▶ **Task prompt**
Find the word "this" in the data. Return every line where it appears.

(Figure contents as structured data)
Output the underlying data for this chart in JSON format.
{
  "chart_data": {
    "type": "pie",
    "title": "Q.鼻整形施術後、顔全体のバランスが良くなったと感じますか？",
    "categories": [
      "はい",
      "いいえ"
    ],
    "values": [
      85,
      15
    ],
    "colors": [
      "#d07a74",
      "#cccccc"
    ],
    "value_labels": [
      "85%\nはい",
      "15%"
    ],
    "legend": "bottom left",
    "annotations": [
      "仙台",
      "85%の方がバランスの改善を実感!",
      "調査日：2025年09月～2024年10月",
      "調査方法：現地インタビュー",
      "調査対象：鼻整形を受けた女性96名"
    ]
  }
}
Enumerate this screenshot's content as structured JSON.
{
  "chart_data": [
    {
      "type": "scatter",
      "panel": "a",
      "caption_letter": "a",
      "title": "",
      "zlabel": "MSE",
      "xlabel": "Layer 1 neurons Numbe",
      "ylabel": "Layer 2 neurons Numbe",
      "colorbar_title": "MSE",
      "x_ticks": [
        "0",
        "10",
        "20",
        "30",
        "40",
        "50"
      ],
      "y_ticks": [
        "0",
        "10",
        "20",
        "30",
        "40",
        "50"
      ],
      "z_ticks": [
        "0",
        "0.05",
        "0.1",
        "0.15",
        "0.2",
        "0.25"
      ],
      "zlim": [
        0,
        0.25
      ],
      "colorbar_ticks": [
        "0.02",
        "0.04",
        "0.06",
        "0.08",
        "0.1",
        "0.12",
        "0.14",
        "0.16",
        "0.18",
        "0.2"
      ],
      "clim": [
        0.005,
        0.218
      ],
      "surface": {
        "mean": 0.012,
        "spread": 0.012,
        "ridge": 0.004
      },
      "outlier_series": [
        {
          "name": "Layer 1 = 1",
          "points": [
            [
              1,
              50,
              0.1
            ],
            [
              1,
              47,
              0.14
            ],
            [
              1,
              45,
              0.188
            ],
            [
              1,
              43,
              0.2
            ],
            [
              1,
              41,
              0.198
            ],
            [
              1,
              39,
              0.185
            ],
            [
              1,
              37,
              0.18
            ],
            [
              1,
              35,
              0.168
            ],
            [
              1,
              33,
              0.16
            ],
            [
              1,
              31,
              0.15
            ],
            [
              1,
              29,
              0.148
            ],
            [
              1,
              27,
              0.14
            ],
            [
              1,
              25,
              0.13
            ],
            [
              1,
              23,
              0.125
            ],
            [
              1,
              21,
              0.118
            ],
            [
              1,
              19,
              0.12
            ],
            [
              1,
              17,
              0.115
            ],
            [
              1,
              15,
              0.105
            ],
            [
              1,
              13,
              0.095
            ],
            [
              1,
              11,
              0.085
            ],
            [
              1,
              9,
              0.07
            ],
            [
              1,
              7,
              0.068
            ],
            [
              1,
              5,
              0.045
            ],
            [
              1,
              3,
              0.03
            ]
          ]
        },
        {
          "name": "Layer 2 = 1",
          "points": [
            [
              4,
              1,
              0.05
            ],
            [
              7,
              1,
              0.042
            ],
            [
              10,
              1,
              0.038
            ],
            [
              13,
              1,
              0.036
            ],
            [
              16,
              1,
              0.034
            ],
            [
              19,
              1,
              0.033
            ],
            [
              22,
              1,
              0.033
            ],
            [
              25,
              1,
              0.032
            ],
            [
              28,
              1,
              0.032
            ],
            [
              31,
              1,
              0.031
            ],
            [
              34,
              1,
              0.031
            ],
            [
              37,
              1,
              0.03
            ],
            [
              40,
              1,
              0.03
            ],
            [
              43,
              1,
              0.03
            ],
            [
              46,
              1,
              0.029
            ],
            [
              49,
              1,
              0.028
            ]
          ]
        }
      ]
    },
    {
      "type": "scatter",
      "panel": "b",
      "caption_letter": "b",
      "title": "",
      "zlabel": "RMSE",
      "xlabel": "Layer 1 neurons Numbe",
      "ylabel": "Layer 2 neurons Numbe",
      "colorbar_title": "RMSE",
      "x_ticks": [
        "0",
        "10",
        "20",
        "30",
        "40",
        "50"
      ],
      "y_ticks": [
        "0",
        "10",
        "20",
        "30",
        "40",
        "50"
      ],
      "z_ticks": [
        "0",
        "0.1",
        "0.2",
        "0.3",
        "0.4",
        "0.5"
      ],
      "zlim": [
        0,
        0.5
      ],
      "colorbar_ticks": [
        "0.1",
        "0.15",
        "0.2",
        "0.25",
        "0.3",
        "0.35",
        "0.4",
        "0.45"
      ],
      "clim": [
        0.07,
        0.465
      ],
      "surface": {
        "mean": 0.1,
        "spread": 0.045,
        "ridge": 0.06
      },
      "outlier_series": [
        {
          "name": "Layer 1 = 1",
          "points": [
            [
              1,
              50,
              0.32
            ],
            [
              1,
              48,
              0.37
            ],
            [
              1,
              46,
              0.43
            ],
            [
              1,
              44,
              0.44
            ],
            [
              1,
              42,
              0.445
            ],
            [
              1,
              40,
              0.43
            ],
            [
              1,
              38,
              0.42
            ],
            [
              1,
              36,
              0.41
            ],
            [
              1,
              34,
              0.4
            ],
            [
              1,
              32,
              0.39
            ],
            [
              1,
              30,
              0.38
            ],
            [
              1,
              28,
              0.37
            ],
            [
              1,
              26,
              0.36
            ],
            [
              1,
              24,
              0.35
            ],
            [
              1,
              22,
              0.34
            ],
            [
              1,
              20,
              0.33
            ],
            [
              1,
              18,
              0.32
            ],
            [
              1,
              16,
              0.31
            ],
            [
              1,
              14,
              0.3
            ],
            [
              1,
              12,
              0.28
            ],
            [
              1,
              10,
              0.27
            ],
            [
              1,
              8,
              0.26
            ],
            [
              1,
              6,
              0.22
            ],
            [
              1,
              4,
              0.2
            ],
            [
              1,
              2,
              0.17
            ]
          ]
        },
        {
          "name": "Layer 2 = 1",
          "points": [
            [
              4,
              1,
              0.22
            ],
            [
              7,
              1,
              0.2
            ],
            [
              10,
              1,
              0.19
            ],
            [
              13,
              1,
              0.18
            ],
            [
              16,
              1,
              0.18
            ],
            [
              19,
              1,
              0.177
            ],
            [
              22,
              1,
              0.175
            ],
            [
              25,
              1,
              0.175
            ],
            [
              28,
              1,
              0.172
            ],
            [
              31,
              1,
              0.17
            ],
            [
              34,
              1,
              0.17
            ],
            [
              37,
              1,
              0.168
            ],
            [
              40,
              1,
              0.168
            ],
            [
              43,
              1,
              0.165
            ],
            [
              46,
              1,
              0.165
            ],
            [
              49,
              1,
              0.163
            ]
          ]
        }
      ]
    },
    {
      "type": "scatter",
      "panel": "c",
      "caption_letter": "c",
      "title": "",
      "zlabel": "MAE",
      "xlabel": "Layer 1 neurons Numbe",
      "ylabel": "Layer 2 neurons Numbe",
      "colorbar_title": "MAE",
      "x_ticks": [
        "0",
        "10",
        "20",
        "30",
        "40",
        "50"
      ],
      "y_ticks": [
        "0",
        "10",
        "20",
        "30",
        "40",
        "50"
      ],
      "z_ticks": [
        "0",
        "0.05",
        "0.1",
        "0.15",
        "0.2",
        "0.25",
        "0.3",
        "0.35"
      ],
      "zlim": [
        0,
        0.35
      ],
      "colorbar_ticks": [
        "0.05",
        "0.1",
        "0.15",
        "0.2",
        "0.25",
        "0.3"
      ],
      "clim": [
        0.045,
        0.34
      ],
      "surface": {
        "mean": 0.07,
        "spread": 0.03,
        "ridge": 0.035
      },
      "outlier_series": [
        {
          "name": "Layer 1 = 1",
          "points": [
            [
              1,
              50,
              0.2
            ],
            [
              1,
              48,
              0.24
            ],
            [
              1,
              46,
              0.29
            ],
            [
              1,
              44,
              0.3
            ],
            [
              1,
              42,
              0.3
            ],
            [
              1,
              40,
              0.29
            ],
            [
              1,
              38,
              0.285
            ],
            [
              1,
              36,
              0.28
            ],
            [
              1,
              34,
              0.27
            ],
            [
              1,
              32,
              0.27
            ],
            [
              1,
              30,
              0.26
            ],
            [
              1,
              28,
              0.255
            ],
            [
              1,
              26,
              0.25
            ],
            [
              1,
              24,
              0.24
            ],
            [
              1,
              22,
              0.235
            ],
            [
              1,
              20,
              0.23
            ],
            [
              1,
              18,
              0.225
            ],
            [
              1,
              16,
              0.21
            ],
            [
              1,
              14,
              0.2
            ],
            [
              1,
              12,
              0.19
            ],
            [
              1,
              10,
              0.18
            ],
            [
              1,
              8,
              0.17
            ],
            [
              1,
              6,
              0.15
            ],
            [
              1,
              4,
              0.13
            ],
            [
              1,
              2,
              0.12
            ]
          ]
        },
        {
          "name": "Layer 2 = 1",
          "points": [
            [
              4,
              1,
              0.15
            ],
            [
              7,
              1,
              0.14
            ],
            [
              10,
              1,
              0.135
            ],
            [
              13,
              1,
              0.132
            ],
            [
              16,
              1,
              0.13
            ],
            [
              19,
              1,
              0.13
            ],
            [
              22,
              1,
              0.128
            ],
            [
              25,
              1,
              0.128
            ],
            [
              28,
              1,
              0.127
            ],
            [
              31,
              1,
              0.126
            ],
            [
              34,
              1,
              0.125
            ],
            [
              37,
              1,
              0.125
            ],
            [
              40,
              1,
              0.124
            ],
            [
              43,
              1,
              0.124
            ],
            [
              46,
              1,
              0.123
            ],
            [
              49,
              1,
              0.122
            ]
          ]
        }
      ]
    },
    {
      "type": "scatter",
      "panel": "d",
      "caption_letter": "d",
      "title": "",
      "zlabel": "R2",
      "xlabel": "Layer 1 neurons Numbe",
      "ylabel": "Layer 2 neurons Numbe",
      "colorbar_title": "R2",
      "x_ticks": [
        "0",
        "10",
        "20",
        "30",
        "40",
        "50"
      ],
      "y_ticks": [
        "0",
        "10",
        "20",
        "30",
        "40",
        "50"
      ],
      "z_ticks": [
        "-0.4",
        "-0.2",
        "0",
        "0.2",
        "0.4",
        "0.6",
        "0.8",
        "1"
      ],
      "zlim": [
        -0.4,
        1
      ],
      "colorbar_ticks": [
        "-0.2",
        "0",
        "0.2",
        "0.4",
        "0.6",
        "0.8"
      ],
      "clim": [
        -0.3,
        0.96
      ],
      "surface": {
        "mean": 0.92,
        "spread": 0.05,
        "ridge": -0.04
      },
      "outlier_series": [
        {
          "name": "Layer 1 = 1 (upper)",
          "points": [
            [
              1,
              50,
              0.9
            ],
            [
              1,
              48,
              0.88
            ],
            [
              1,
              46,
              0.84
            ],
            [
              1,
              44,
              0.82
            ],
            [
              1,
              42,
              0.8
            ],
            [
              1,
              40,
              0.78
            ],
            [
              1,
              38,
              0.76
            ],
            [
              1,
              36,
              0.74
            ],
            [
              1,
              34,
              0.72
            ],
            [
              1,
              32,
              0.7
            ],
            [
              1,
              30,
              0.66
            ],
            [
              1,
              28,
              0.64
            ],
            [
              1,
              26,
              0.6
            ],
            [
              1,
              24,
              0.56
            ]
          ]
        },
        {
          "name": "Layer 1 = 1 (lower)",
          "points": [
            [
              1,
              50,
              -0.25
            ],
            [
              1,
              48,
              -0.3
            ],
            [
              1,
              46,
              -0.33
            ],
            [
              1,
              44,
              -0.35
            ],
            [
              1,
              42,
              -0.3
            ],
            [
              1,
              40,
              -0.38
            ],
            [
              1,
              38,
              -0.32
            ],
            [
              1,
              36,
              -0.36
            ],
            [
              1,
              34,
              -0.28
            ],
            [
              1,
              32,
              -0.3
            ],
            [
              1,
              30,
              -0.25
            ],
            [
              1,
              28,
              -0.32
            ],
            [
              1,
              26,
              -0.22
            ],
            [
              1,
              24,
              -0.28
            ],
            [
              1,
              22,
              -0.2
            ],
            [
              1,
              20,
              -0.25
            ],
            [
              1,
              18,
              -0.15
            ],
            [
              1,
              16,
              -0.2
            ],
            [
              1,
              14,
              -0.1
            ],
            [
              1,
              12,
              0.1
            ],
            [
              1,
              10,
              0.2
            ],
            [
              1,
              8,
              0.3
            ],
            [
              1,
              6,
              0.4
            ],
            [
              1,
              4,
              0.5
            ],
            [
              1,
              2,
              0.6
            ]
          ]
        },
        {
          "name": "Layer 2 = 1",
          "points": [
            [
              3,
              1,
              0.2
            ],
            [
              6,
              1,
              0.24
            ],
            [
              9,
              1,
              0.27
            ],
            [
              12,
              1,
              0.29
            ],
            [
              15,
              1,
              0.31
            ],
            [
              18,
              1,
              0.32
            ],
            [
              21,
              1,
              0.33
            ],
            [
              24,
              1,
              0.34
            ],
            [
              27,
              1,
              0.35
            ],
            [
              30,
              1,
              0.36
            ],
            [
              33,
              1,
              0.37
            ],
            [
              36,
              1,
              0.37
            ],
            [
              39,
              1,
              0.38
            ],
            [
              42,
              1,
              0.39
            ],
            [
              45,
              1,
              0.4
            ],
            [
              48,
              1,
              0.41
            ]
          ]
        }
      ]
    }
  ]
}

▶ **Correct result**
Output the underlying data for this chart in JSON format.
Enumerate this screenshot's content as structured JSON.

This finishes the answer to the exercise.